## Given task
Return the lines below that carry the word "icon".

## Task data

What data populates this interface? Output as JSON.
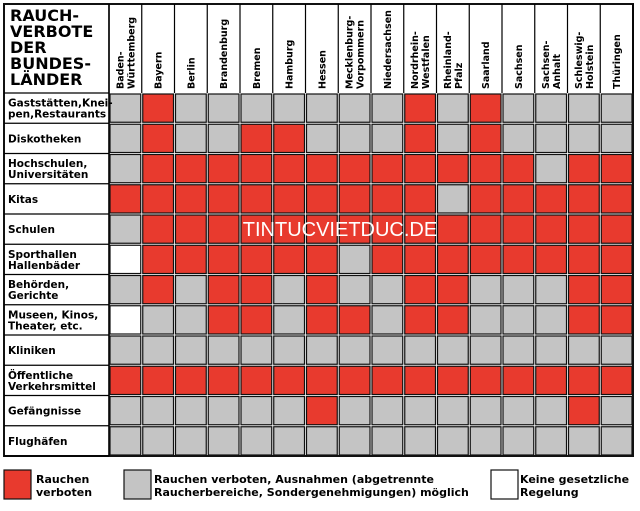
{
  "chart_data": {
    "type": "heatmap",
    "title_lines": [
      "RAUCH-",
      "VERBOTE",
      "DER",
      "BUNDES-",
      "LÄNDER"
    ],
    "columns": [
      {
        "lines": [
          "Baden-",
          "Württemberg"
        ]
      },
      {
        "lines": [
          "Bayern"
        ]
      },
      {
        "lines": [
          "Berlin"
        ]
      },
      {
        "lines": [
          "Brandenburg"
        ]
      },
      {
        "lines": [
          "Bremen"
        ]
      },
      {
        "lines": [
          "Hamburg"
        ]
      },
      {
        "lines": [
          "Hessen"
        ]
      },
      {
        "lines": [
          "Mecklenburg-",
          "Vorpommern"
        ]
      },
      {
        "lines": [
          "Niedersachsen"
        ]
      },
      {
        "lines": [
          "Nordrhein-",
          "Westfalen"
        ]
      },
      {
        "lines": [
          "Rheinland-",
          "Pfalz"
        ]
      },
      {
        "lines": [
          "Saarland"
        ]
      },
      {
        "lines": [
          "Sachsen"
        ]
      },
      {
        "lines": [
          "Sachsen-",
          "Anhalt"
        ]
      },
      {
        "lines": [
          "Schleswig-",
          "Holstein"
        ]
      },
      {
        "lines": [
          "Thüringen"
        ]
      }
    ],
    "rows": [
      {
        "lines": [
          "Gaststätten,Knei-",
          "pen,Restaurants"
        ],
        "values": [
          "g",
          "r",
          "g",
          "g",
          "g",
          "g",
          "g",
          "g",
          "g",
          "r",
          "g",
          "r",
          "g",
          "g",
          "g",
          "g"
        ]
      },
      {
        "lines": [
          "Diskotheken"
        ],
        "values": [
          "g",
          "r",
          "g",
          "g",
          "r",
          "r",
          "g",
          "g",
          "g",
          "r",
          "g",
          "r",
          "g",
          "g",
          "g",
          "g"
        ]
      },
      {
        "lines": [
          "Hochschulen,",
          "Universitäten"
        ],
        "values": [
          "g",
          "r",
          "r",
          "r",
          "r",
          "r",
          "r",
          "r",
          "r",
          "r",
          "r",
          "r",
          "r",
          "g",
          "r",
          "r"
        ]
      },
      {
        "lines": [
          "Kitas"
        ],
        "values": [
          "r",
          "r",
          "r",
          "r",
          "r",
          "r",
          "r",
          "r",
          "r",
          "r",
          "g",
          "r",
          "r",
          "r",
          "r",
          "r"
        ]
      },
      {
        "lines": [
          "Schulen"
        ],
        "values": [
          "g",
          "r",
          "r",
          "r",
          "r",
          "r",
          "r",
          "r",
          "r",
          "r",
          "r",
          "r",
          "r",
          "r",
          "r",
          "r"
        ]
      },
      {
        "lines": [
          "Sporthallen",
          "Hallenbäder"
        ],
        "values": [
          "w",
          "r",
          "r",
          "r",
          "r",
          "r",
          "r",
          "g",
          "r",
          "r",
          "r",
          "r",
          "r",
          "r",
          "r",
          "r"
        ]
      },
      {
        "lines": [
          "Behörden,",
          "Gerichte"
        ],
        "values": [
          "g",
          "r",
          "g",
          "r",
          "r",
          "g",
          "r",
          "g",
          "g",
          "r",
          "r",
          "g",
          "g",
          "g",
          "r",
          "r"
        ]
      },
      {
        "lines": [
          "Museen, Kinos,",
          "Theater, etc."
        ],
        "values": [
          "w",
          "g",
          "g",
          "r",
          "r",
          "g",
          "r",
          "r",
          "g",
          "r",
          "r",
          "g",
          "g",
          "g",
          "r",
          "r"
        ]
      },
      {
        "lines": [
          "Kliniken"
        ],
        "values": [
          "g",
          "g",
          "g",
          "g",
          "g",
          "g",
          "g",
          "g",
          "g",
          "g",
          "g",
          "g",
          "g",
          "g",
          "g",
          "g"
        ]
      },
      {
        "lines": [
          "Öffentliche",
          "Verkehrsmittel"
        ],
        "values": [
          "r",
          "r",
          "r",
          "r",
          "r",
          "r",
          "r",
          "r",
          "r",
          "r",
          "r",
          "r",
          "r",
          "r",
          "r",
          "r"
        ]
      },
      {
        "lines": [
          "Gefängnisse"
        ],
        "values": [
          "g",
          "g",
          "g",
          "g",
          "g",
          "g",
          "r",
          "g",
          "g",
          "g",
          "g",
          "g",
          "g",
          "g",
          "r",
          "g"
        ]
      },
      {
        "lines": [
          "Flughäfen"
        ],
        "values": [
          "g",
          "g",
          "g",
          "g",
          "g",
          "g",
          "g",
          "g",
          "g",
          "g",
          "g",
          "g",
          "g",
          "g",
          "g",
          "g"
        ]
      }
    ],
    "legend": [
      {
        "key": "r",
        "lines": [
          "Rauchen",
          "verboten"
        ]
      },
      {
        "key": "g",
        "lines": [
          "Rauchen verboten, Ausnahmen (abgetrennte",
          "Raucherbereiche, Sondergenehmigungen) möglich"
        ]
      },
      {
        "key": "w",
        "lines": [
          "Keine gesetzliche",
          "Regelung"
        ]
      }
    ],
    "watermark": "TINTUCVIETDUC.DE",
    "colors": {
      "r": "#e83a2e",
      "g": "#c4c4c4",
      "w": "#ffffff",
      "border": "#111111",
      "divider": "#000000"
    }
  }
}
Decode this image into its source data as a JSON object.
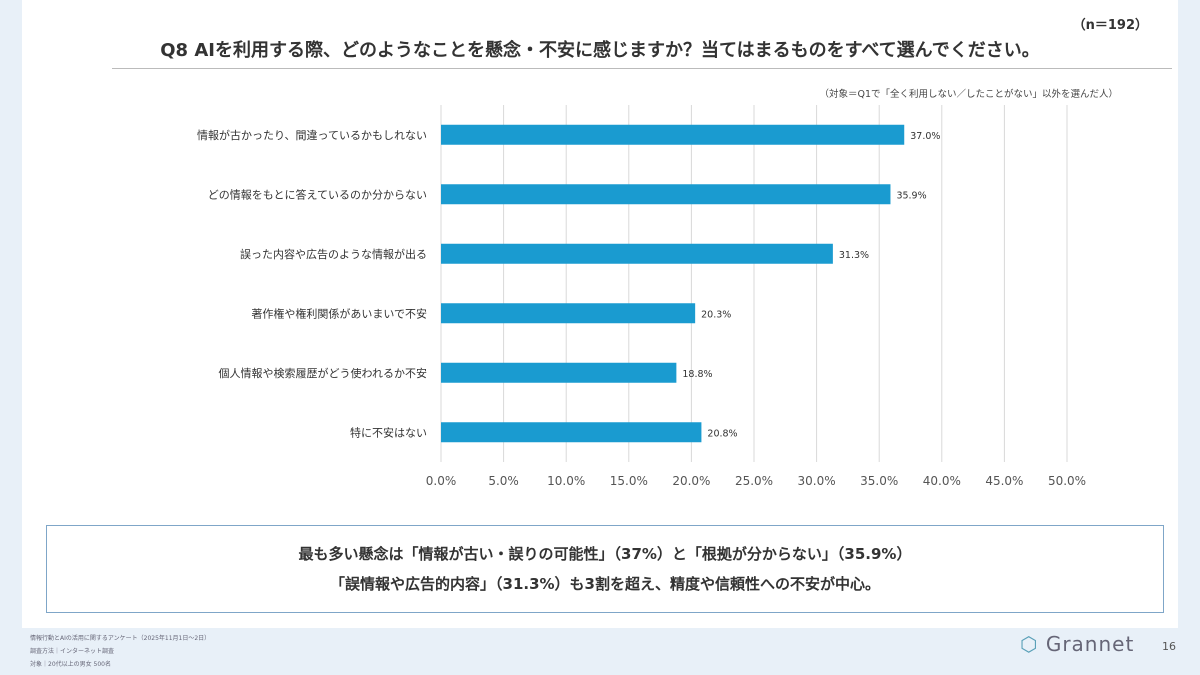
{
  "header": {
    "n_label": "（n＝192）",
    "title": "Q8 AIを利用する際、どのようなことを懸念・不安に感じますか？当てはまるものをすべて選んでください。",
    "note": "（対象＝Q1で「全く利用しない／したことがない」以外を選んだ人）"
  },
  "chart_data": {
    "type": "bar",
    "orientation": "horizontal",
    "categories": [
      "情報が古かったり、間違っているかもしれない",
      "どの情報をもとに答えているのか分からない",
      "誤った内容や広告のような情報が出る",
      "著作権や権利関係があいまいで不安",
      "個人情報や検索履歴がどう使われるか不安",
      "特に不安はない"
    ],
    "values": [
      37.0,
      35.9,
      31.3,
      20.3,
      18.8,
      20.8
    ],
    "data_labels": [
      "37.0%",
      "35.9%",
      "31.3%",
      "20.3%",
      "18.8%",
      "20.8%"
    ],
    "xlim": [
      0,
      50
    ],
    "xticks": [
      "0.0%",
      "5.0%",
      "10.0%",
      "15.0%",
      "20.0%",
      "25.0%",
      "30.0%",
      "35.0%",
      "40.0%",
      "45.0%",
      "50.0%"
    ],
    "grid": true,
    "bar_color": "#1a9bd0"
  },
  "summary": {
    "line1": "最も多い懸念は「情報が古い・誤りの可能性」（37%）と「根拠が分からない」（35.9%）",
    "line2": "「誤情報や広告的内容」（31.3%）も3割を超え、精度や信頼性への不安が中心。"
  },
  "footer": {
    "line1": "情報行動とAIの活用に関するアンケート（2025年11月1日～2日）",
    "line2": "調査方法｜インターネット調査",
    "line3": "対象｜20代以上の男女 500名",
    "logo": "Grannet",
    "page": "16"
  }
}
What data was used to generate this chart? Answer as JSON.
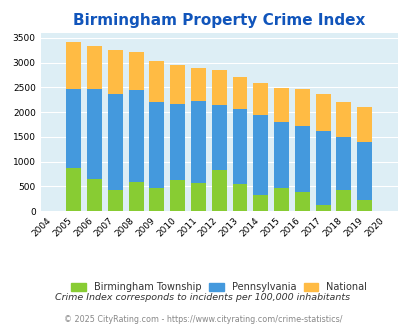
{
  "title": "Birmingham Property Crime Index",
  "years": [
    2004,
    2005,
    2006,
    2007,
    2008,
    2009,
    2010,
    2011,
    2012,
    2013,
    2014,
    2015,
    2016,
    2017,
    2018,
    2019,
    2020
  ],
  "birmingham": [
    0,
    880,
    660,
    430,
    590,
    470,
    640,
    560,
    840,
    540,
    320,
    470,
    390,
    120,
    420,
    220,
    0
  ],
  "pennsylvania": [
    0,
    2460,
    2470,
    2370,
    2440,
    2200,
    2175,
    2230,
    2155,
    2070,
    1945,
    1800,
    1720,
    1630,
    1490,
    1390,
    0
  ],
  "national": [
    0,
    3410,
    3335,
    3265,
    3215,
    3040,
    2945,
    2900,
    2855,
    2720,
    2580,
    2490,
    2460,
    2370,
    2200,
    2100,
    0
  ],
  "bar_width": 0.72,
  "birmingham_color": "#88cc33",
  "pennsylvania_color": "#4499dd",
  "national_color": "#ffbb44",
  "bg_color": "#ddeef5",
  "ylim": [
    0,
    3600
  ],
  "yticks": [
    0,
    500,
    1000,
    1500,
    2000,
    2500,
    3000,
    3500
  ],
  "title_color": "#1155bb",
  "title_fontsize": 11,
  "legend_labels": [
    "Birmingham Township",
    "Pennsylvania",
    "National"
  ],
  "footnote1": "Crime Index corresponds to incidents per 100,000 inhabitants",
  "footnote2": "© 2025 CityRating.com - https://www.cityrating.com/crime-statistics/",
  "footnote1_color": "#333333",
  "footnote2_color": "#888888"
}
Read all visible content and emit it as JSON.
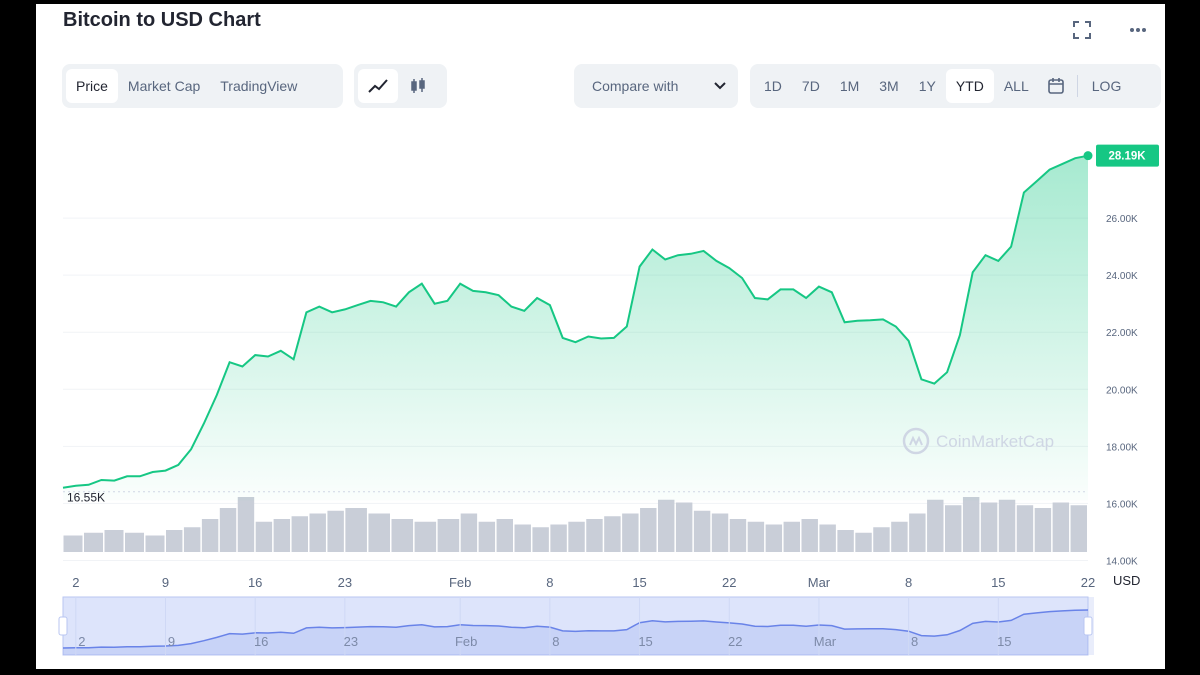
{
  "title": "Bitcoin to USD Chart",
  "view_tabs": [
    {
      "label": "Price",
      "active": true
    },
    {
      "label": "Market Cap",
      "active": false
    },
    {
      "label": "TradingView",
      "active": false
    }
  ],
  "chart_style_buttons": [
    {
      "icon": "line-chart-icon",
      "active": true
    },
    {
      "icon": "candlestick-icon",
      "active": false
    }
  ],
  "compare_label": "Compare with",
  "range_buttons": [
    {
      "label": "1D",
      "active": false
    },
    {
      "label": "7D",
      "active": false
    },
    {
      "label": "1M",
      "active": false
    },
    {
      "label": "3M",
      "active": false
    },
    {
      "label": "1Y",
      "active": false
    },
    {
      "label": "YTD",
      "active": true
    },
    {
      "label": "ALL",
      "active": false
    }
  ],
  "log_label": "LOG",
  "colors": {
    "accent": "#16c784",
    "navigator": "#6983e8"
  },
  "chart_data": {
    "type": "area",
    "title": "",
    "xlabel": "",
    "ylabel": "",
    "currency_label": "USD",
    "watermark": "CoinMarketCap",
    "start_label": "16.55K",
    "last_label": "28.19K",
    "y_ticks": [
      "14.00K",
      "16.00K",
      "18.00K",
      "20.00K",
      "22.00K",
      "24.00K",
      "26.00K"
    ],
    "y_tick_values": [
      14000,
      16000,
      18000,
      20000,
      22000,
      24000,
      26000
    ],
    "ylim": [
      13700,
      29300
    ],
    "x_ticks": [
      "2",
      "9",
      "16",
      "23",
      "Feb",
      "8",
      "15",
      "22",
      "Mar",
      "8",
      "15",
      "22"
    ],
    "x_tick_values": [
      "2023-01-02",
      "2023-01-09",
      "2023-01-16",
      "2023-01-23",
      "2023-02-01",
      "2023-02-08",
      "2023-02-15",
      "2023-02-22",
      "2023-03-01",
      "2023-03-08",
      "2023-03-15",
      "2023-03-22"
    ],
    "navigator_ticks": [
      "2",
      "9",
      "16",
      "23",
      "Feb",
      "8",
      "15",
      "22",
      "Mar",
      "8",
      "15"
    ],
    "navigator_tick_values": [
      "2023-01-02",
      "2023-01-09",
      "2023-01-16",
      "2023-01-23",
      "2023-02-01",
      "2023-02-08",
      "2023-02-15",
      "2023-02-22",
      "2023-03-01",
      "2023-03-08",
      "2023-03-15"
    ],
    "grid": true,
    "series": [
      {
        "dates": [
          "2023-01-01",
          "2023-01-02",
          "2023-01-03",
          "2023-01-04",
          "2023-01-05",
          "2023-01-06",
          "2023-01-07",
          "2023-01-08",
          "2023-01-09",
          "2023-01-10",
          "2023-01-11",
          "2023-01-12",
          "2023-01-13",
          "2023-01-14",
          "2023-01-15",
          "2023-01-16",
          "2023-01-17",
          "2023-01-18",
          "2023-01-19",
          "2023-01-20",
          "2023-01-21",
          "2023-01-22",
          "2023-01-23",
          "2023-01-24",
          "2023-01-25",
          "2023-01-26",
          "2023-01-27",
          "2023-01-28",
          "2023-01-29",
          "2023-01-30",
          "2023-01-31",
          "2023-02-01",
          "2023-02-02",
          "2023-02-03",
          "2023-02-04",
          "2023-02-05",
          "2023-02-06",
          "2023-02-07",
          "2023-02-08",
          "2023-02-09",
          "2023-02-10",
          "2023-02-11",
          "2023-02-12",
          "2023-02-13",
          "2023-02-14",
          "2023-02-15",
          "2023-02-16",
          "2023-02-17",
          "2023-02-18",
          "2023-02-19",
          "2023-02-20",
          "2023-02-21",
          "2023-02-22",
          "2023-02-23",
          "2023-02-24",
          "2023-02-25",
          "2023-02-26",
          "2023-02-27",
          "2023-02-28",
          "2023-03-01",
          "2023-03-02",
          "2023-03-03",
          "2023-03-04",
          "2023-03-05",
          "2023-03-06",
          "2023-03-07",
          "2023-03-08",
          "2023-03-09",
          "2023-03-10",
          "2023-03-11",
          "2023-03-12",
          "2023-03-13",
          "2023-03-14",
          "2023-03-15",
          "2023-03-16",
          "2023-03-17",
          "2023-03-18",
          "2023-03-19",
          "2023-03-20",
          "2023-03-21",
          "2023-03-22"
        ],
        "values": [
          16550,
          16620,
          16650,
          16820,
          16800,
          16950,
          16950,
          17100,
          17150,
          17350,
          17900,
          18800,
          19800,
          20950,
          20800,
          21200,
          21150,
          21350,
          21050,
          22700,
          22900,
          22700,
          22800,
          22950,
          23100,
          23050,
          22900,
          23400,
          23700,
          23000,
          23100,
          23700,
          23450,
          23400,
          23300,
          22900,
          22750,
          23200,
          22950,
          21800,
          21650,
          21850,
          21780,
          21800,
          22200,
          24300,
          24900,
          24550,
          24700,
          24750,
          24850,
          24500,
          24250,
          23900,
          23200,
          23150,
          23500,
          23500,
          23200,
          23600,
          23400,
          22350,
          22400,
          22420,
          22450,
          22200,
          21700,
          20350,
          20200,
          20600,
          21900,
          24100,
          24700,
          24500,
          25000,
          26900,
          27300,
          27700,
          27900,
          28100,
          28190
        ]
      }
    ],
    "volume": [
      {
        "start": "2023-01-01",
        "end": "2023-01-09",
        "levels": [
          0.3,
          0.35,
          0.4,
          0.35,
          0.3
        ]
      },
      {
        "start": "2023-01-09",
        "end": "2023-01-16",
        "levels": [
          0.4,
          0.45,
          0.6,
          0.8,
          1.0
        ]
      },
      {
        "start": "2023-01-16",
        "end": "2023-01-23",
        "levels": [
          0.55,
          0.6,
          0.65,
          0.7,
          0.75
        ]
      },
      {
        "start": "2023-01-23",
        "end": "2023-02-01",
        "levels": [
          0.8,
          0.7,
          0.6,
          0.55,
          0.6
        ]
      },
      {
        "start": "2023-02-01",
        "end": "2023-02-08",
        "levels": [
          0.7,
          0.55,
          0.6,
          0.5,
          0.45
        ]
      },
      {
        "start": "2023-02-08",
        "end": "2023-02-15",
        "levels": [
          0.5,
          0.55,
          0.6,
          0.65,
          0.7
        ]
      },
      {
        "start": "2023-02-15",
        "end": "2023-02-22",
        "levels": [
          0.8,
          0.95,
          0.9,
          0.75,
          0.7
        ]
      },
      {
        "start": "2023-02-22",
        "end": "2023-03-01",
        "levels": [
          0.6,
          0.55,
          0.5,
          0.55,
          0.6
        ]
      },
      {
        "start": "2023-03-01",
        "end": "2023-03-08",
        "levels": [
          0.5,
          0.4,
          0.35,
          0.45,
          0.55
        ]
      },
      {
        "start": "2023-03-08",
        "end": "2023-03-15",
        "levels": [
          0.7,
          0.95,
          0.85,
          1.0,
          0.9
        ]
      },
      {
        "start": "2023-03-15",
        "end": "2023-03-22",
        "levels": [
          0.95,
          0.85,
          0.8,
          0.9,
          0.85
        ]
      }
    ],
    "navigator_selection": [
      "2023-01-01",
      "2023-03-22"
    ],
    "legend": "none"
  }
}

## Answer in full
      "icon": "line-chart-icon",
      "icon": "candlestick-icon",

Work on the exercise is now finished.